§ TASK INSTRUCTIONS
Look through the data below. Show each line where the string "temperature" occurs.

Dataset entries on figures
== == ==

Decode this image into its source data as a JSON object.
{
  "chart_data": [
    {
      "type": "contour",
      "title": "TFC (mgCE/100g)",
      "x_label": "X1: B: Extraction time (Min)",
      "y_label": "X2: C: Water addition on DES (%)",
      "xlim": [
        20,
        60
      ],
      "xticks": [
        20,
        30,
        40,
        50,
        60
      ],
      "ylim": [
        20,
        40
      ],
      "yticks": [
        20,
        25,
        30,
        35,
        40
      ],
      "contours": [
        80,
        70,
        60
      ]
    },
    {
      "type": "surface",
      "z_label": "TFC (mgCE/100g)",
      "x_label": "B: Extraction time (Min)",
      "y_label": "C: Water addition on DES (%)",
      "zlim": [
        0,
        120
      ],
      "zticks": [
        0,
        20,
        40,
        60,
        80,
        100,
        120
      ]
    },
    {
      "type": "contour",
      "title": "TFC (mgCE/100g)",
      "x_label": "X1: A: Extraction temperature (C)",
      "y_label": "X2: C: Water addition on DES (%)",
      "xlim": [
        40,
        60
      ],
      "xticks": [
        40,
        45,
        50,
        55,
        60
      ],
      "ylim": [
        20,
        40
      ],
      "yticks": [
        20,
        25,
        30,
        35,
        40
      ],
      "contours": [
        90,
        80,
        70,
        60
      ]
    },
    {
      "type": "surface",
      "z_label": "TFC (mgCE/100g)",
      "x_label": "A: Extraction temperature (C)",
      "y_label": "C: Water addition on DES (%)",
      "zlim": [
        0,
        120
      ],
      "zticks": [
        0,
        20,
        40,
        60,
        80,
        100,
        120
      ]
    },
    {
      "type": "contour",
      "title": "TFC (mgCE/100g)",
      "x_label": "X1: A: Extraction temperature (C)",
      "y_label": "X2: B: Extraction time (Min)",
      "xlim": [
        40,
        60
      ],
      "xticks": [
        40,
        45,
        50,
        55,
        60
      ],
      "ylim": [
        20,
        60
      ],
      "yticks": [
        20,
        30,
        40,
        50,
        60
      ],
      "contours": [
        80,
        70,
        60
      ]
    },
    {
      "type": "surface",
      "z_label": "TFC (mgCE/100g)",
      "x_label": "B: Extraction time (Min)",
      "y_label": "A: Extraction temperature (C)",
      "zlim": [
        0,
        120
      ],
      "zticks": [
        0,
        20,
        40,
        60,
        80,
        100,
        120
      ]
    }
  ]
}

== == ==

§ COMPLETE ANSWER
      "x_label": "X1: A: Extraction temperature (C)",
      "x_label": "A: Extraction temperature (C)",
      "x_label": "X1: A: Extraction temperature (C)",
      "y_label": "A: Extraction temperature (C)",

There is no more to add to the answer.